• **WHAT TO WORK ON**
Show every line in the records below that contains the word "University".

Data entries:
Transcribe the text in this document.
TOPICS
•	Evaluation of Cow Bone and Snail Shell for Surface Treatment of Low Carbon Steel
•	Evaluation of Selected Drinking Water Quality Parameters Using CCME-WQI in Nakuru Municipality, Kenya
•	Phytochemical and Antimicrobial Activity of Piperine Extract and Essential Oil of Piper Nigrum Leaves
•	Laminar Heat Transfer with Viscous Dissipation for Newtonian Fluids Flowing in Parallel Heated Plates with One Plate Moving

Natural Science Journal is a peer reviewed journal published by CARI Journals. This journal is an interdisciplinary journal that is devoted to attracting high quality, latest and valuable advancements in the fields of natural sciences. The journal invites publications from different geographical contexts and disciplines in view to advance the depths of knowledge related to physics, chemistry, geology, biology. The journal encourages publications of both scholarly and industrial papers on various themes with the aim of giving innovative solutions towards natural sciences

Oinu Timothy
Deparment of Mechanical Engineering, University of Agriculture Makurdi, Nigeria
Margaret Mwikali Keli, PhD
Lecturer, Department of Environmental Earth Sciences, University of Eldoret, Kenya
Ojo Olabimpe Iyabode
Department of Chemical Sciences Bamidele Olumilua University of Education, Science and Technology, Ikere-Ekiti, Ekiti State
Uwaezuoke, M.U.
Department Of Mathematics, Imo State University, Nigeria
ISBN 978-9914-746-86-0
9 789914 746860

• **TASK OUTPUT**
Deparment of Mechanical Engineering, University of Agriculture Makurdi, Nigeria
Lecturer, Department of Environmental Earth Sciences, University of Eldoret, Kenya
Department of Chemical Sciences Bamidele Olumilua University of Education, Science and Technology, Ikere-Ekiti, Ekiti State
Department Of Mathematics, Imo State University, Nigeria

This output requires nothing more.